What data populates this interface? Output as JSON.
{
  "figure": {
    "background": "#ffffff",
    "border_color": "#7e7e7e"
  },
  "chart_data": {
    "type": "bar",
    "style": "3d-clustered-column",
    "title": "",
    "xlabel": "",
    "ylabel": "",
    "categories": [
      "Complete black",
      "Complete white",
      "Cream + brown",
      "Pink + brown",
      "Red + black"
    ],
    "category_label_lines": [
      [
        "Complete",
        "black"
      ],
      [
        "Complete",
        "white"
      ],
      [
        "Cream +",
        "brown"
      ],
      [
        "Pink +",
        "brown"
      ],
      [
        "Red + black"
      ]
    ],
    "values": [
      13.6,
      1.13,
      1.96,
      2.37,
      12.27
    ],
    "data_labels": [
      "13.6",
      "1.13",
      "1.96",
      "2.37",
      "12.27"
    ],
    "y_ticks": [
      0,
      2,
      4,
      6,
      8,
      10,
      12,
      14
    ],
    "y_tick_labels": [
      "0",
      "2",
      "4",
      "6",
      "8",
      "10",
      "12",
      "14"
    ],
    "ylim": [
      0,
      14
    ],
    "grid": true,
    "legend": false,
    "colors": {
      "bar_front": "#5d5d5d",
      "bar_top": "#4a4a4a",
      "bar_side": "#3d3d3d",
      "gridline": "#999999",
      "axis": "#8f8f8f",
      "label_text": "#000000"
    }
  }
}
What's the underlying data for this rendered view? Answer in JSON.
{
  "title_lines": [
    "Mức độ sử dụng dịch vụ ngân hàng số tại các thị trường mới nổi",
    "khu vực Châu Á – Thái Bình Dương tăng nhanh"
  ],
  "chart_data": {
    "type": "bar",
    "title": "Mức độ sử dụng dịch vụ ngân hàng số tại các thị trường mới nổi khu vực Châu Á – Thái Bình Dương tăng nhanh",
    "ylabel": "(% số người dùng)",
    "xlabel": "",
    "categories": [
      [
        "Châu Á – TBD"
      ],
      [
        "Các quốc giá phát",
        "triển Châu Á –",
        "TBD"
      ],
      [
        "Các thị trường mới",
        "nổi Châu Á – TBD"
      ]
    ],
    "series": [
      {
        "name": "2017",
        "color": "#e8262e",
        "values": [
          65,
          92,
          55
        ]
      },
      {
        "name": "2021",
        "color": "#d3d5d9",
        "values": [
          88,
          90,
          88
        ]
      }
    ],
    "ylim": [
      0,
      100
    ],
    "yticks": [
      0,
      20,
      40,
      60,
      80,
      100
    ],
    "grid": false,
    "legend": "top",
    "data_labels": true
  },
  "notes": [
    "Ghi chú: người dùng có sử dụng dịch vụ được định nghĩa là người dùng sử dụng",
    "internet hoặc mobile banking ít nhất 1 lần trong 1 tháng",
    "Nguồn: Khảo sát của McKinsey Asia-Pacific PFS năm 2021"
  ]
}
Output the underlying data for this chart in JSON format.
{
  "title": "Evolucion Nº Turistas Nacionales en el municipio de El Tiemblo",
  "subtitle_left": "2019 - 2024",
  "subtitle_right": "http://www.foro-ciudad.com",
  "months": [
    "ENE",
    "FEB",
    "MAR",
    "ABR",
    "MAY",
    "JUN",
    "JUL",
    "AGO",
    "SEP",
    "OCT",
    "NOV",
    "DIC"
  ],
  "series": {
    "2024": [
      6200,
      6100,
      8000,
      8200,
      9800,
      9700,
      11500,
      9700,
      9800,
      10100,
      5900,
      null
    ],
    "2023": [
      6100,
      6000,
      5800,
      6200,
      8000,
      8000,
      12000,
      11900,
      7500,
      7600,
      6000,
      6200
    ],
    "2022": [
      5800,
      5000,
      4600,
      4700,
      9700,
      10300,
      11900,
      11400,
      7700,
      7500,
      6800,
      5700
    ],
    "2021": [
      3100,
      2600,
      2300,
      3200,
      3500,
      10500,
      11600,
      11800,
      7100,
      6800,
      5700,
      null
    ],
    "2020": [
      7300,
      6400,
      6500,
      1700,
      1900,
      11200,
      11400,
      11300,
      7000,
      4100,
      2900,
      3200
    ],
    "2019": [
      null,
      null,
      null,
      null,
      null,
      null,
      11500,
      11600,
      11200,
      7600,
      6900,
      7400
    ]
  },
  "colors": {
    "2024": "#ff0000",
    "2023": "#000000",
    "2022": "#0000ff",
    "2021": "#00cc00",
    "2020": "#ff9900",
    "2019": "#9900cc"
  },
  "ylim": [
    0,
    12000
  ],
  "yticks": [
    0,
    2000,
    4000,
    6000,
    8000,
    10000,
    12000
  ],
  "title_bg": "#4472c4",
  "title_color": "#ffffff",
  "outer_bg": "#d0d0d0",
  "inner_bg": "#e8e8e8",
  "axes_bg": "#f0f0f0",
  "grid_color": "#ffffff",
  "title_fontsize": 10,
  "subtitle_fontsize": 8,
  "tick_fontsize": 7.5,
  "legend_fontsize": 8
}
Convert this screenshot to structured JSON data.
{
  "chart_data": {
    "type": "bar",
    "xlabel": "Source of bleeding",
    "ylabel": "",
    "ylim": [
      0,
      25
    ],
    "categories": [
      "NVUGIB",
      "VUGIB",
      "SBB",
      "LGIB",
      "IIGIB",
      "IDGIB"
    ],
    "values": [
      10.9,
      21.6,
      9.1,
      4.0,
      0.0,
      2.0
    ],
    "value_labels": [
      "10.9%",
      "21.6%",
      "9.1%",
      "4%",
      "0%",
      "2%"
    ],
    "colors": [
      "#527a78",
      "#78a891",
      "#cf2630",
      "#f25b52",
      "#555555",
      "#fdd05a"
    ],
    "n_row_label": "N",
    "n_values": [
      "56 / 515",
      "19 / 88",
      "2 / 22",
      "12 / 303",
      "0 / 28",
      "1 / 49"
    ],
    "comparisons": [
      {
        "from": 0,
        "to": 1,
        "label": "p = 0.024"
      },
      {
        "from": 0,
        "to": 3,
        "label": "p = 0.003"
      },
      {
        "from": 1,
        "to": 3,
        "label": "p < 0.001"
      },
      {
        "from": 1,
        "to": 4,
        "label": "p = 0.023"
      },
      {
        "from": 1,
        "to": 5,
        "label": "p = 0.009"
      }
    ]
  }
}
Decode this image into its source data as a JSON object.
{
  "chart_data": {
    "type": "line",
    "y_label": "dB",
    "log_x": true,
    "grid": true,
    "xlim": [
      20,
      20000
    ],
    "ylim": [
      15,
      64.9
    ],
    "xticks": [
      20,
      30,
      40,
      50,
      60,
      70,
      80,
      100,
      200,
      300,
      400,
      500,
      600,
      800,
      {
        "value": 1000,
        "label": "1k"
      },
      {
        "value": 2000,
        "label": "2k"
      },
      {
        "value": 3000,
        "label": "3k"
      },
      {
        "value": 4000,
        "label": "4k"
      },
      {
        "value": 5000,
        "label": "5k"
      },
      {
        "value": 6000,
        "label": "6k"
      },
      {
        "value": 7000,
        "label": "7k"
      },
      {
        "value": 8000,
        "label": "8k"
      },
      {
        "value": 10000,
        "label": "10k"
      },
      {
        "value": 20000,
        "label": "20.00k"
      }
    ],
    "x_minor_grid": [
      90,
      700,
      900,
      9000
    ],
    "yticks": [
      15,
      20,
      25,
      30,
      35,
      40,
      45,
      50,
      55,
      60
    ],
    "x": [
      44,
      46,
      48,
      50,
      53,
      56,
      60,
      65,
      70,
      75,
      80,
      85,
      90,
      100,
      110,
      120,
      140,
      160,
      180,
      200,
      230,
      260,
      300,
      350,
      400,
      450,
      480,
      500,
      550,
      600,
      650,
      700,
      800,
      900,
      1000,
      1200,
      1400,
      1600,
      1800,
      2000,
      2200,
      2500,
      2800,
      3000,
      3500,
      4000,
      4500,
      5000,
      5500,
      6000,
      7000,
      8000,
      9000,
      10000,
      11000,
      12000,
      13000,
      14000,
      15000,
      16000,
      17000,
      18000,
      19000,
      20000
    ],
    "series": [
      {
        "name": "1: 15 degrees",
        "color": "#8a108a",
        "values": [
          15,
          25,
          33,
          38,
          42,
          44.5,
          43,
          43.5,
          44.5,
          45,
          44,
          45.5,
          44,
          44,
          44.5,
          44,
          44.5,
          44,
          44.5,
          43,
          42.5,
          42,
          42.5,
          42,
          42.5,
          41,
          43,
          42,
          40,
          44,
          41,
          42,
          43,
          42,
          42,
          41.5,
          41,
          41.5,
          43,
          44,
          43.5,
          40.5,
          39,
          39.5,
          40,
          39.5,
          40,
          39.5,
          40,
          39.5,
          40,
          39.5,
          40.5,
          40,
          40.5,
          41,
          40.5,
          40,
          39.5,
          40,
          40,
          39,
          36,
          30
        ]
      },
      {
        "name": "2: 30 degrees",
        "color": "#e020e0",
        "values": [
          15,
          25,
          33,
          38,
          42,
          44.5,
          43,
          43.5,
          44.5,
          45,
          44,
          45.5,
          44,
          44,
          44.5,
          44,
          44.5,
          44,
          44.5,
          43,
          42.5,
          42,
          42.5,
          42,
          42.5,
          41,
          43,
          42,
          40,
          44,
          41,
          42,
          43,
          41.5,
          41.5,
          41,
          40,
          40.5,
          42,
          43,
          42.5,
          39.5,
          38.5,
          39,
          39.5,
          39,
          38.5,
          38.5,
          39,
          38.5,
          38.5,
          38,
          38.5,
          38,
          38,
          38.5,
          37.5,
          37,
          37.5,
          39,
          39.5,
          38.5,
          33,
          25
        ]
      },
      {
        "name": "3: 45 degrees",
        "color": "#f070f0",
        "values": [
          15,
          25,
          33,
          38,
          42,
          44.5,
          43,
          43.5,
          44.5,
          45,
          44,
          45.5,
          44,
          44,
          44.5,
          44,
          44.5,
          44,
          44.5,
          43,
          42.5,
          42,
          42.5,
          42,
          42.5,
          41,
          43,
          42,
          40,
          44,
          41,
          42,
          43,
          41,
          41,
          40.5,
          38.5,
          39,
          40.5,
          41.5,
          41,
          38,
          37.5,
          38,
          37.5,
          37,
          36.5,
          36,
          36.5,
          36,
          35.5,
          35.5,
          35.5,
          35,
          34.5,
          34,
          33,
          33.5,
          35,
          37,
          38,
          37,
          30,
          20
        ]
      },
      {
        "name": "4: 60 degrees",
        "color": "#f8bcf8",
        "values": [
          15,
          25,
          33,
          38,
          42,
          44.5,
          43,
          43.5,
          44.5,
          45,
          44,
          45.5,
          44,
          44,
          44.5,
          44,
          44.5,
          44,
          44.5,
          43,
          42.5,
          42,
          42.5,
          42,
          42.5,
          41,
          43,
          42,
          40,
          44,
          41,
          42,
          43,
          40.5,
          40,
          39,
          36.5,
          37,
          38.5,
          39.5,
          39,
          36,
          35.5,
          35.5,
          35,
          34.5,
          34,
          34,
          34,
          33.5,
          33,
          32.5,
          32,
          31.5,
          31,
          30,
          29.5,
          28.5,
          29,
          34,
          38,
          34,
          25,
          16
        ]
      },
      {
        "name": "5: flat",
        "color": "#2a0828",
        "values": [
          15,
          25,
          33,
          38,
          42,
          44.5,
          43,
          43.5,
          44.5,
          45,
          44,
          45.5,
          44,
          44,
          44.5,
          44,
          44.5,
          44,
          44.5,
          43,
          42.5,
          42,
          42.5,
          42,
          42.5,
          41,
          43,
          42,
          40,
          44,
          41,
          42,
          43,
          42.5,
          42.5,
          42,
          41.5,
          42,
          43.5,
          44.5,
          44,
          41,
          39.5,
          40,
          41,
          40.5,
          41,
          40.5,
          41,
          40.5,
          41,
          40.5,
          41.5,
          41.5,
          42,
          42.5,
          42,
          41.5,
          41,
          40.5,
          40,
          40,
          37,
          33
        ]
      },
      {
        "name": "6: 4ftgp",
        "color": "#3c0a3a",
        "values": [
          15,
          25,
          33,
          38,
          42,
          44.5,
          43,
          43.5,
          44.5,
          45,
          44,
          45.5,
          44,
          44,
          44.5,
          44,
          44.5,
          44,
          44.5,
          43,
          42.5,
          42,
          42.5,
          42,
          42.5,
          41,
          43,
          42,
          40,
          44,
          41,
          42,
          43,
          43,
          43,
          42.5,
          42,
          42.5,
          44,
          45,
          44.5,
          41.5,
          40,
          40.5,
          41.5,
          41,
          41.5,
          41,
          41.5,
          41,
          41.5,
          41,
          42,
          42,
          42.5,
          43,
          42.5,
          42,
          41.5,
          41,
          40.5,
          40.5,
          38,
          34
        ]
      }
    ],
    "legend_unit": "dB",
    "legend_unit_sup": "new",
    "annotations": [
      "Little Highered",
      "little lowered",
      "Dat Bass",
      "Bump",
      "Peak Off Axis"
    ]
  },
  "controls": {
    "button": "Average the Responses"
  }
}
____________
Job:
Report each line in the data that holds the word "Thái".

Reply to the exercise:
    "khu vực Châu Á – Thái Bình Dương tăng nhanh"
    "title": "Mức độ sử dụng dịch vụ ngân hàng số tại các thị trường mới nổi khu vực Châu Á – Thái Bình Dương tăng nhanh",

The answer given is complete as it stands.